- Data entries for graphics
::::::
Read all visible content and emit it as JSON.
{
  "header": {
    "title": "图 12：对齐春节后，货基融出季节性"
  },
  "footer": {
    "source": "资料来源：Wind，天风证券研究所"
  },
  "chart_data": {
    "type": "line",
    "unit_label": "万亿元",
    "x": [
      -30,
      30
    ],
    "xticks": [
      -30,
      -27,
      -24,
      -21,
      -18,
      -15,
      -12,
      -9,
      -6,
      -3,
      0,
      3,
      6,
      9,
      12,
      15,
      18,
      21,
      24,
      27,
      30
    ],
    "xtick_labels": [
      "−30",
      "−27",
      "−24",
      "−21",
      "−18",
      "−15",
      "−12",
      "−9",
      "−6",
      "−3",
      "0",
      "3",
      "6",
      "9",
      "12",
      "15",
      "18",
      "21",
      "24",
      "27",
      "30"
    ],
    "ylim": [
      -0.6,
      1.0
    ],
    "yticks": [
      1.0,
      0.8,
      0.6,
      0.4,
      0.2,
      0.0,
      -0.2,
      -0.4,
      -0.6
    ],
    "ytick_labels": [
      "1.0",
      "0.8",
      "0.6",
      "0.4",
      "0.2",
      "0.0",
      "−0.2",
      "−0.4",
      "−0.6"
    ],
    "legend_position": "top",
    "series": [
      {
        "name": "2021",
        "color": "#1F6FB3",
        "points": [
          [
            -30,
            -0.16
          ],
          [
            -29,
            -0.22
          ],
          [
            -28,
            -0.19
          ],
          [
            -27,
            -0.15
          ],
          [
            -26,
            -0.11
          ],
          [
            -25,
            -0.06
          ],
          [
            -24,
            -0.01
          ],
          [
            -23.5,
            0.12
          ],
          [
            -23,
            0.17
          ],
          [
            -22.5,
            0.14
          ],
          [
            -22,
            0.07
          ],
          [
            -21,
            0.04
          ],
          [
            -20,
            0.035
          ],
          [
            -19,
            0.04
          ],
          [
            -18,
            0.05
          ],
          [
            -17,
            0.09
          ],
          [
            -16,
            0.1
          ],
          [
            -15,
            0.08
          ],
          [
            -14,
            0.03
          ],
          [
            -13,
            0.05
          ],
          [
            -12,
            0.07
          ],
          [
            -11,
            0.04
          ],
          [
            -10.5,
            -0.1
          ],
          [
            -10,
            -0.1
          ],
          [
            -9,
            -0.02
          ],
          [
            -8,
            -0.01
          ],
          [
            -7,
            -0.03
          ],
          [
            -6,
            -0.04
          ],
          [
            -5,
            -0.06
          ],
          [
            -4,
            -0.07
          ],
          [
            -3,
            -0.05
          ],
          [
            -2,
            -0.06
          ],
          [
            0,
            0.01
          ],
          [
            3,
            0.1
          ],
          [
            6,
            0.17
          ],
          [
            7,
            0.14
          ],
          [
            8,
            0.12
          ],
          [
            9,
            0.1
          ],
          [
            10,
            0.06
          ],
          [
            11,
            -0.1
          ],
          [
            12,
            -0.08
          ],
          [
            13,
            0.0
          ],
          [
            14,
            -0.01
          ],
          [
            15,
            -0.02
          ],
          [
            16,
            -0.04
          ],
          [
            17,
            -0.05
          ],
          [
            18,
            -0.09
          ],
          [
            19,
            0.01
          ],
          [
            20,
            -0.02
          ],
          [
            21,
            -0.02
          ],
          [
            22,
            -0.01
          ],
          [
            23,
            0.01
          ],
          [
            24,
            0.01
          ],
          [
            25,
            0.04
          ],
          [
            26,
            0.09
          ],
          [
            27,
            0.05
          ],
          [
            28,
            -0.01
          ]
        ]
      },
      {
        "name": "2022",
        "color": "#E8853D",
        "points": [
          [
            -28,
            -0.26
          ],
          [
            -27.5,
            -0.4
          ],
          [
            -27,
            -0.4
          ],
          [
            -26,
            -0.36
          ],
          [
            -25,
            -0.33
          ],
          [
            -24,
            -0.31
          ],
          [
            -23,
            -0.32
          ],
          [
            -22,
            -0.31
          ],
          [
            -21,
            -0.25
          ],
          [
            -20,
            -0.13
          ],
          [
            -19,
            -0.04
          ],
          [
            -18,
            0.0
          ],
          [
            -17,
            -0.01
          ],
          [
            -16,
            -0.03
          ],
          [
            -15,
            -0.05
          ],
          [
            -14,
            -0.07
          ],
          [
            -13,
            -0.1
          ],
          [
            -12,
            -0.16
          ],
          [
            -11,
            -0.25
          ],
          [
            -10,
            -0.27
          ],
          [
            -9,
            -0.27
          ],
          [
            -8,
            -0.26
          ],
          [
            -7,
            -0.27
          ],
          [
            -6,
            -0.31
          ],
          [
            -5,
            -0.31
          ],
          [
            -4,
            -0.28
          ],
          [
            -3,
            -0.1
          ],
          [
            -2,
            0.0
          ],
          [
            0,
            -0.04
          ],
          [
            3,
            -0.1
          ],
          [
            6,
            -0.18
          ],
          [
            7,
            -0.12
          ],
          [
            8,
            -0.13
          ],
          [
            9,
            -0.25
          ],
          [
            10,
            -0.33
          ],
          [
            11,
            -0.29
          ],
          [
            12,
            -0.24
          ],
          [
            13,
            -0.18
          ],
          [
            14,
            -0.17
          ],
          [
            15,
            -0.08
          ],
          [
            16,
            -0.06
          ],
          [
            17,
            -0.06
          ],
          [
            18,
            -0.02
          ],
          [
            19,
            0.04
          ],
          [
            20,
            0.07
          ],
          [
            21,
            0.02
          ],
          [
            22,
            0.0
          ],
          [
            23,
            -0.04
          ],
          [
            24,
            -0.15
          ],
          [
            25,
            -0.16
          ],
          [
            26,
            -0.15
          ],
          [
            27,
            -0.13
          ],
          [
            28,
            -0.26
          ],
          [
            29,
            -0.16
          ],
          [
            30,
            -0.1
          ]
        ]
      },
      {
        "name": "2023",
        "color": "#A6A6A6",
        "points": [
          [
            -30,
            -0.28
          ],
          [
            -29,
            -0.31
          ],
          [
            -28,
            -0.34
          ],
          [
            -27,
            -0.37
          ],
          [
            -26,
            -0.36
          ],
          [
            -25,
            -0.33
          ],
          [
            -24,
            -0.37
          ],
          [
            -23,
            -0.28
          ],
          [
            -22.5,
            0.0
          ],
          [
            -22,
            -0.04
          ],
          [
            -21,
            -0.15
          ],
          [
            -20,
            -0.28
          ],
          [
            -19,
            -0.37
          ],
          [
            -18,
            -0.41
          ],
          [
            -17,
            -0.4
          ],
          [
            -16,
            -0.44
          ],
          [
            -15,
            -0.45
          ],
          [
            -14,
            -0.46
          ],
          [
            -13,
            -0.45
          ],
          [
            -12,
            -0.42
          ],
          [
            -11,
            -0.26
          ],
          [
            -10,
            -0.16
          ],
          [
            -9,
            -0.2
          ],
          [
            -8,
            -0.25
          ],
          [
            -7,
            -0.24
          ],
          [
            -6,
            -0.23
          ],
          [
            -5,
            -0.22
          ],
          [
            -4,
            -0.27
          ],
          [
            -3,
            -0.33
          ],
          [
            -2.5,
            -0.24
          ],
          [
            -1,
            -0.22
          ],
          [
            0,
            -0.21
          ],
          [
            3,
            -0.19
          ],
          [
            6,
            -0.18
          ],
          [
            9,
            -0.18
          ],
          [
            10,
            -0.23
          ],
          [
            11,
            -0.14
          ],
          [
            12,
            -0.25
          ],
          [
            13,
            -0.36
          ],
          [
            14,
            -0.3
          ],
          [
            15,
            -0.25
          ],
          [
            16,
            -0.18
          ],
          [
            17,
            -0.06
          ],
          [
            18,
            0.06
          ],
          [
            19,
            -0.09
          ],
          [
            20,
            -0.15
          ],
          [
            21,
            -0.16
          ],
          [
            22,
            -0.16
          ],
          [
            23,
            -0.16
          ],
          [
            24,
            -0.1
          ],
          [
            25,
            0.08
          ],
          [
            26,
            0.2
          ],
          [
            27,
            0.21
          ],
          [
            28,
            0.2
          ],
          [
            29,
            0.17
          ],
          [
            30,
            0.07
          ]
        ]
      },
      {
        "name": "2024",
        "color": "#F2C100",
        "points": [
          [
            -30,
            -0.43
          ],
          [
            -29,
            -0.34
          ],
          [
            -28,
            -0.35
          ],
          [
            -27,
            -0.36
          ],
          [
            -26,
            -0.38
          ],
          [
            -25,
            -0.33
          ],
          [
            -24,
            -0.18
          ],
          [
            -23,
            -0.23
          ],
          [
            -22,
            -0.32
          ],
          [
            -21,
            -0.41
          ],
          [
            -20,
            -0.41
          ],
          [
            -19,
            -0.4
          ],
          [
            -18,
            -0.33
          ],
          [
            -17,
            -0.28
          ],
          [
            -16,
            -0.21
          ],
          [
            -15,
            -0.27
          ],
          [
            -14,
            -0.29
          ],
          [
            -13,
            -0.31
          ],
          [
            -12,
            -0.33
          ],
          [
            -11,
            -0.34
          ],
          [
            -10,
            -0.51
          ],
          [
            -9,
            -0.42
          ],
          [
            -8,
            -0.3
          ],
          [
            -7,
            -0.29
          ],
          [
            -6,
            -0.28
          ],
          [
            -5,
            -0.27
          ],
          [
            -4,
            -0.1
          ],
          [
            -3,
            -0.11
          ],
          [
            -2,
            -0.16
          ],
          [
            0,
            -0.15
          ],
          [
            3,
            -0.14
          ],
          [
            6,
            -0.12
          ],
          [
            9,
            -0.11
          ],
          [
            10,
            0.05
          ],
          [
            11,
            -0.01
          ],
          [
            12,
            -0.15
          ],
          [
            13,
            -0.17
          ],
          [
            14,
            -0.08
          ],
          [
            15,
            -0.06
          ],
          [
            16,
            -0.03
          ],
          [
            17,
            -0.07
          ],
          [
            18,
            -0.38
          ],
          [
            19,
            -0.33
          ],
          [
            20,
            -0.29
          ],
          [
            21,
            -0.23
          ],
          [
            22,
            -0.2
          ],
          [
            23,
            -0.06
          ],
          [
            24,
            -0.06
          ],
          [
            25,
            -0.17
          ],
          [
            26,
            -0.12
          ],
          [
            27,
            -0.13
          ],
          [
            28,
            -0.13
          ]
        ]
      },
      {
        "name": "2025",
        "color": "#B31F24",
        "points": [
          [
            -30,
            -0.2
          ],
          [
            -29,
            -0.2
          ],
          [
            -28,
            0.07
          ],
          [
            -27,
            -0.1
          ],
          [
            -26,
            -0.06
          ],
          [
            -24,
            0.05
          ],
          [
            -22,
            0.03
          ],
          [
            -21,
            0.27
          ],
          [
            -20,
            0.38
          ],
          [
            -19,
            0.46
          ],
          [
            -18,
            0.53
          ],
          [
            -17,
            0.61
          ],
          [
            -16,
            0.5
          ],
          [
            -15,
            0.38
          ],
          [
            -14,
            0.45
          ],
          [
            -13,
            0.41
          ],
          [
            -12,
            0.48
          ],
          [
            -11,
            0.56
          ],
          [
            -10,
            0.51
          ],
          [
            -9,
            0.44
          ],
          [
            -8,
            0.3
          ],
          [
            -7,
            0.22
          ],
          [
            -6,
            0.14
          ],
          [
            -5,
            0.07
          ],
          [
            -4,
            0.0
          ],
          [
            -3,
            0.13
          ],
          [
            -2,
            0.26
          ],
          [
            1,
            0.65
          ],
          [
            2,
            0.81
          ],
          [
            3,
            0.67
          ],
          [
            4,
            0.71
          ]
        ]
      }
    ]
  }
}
::::::
- Task brief
Identify each line containing the string "name" and copy it out.

- The answer
        "name": "2021",
        "name": "2022",
        "name": "2023",
        "name": "2024",
        "name": "2025",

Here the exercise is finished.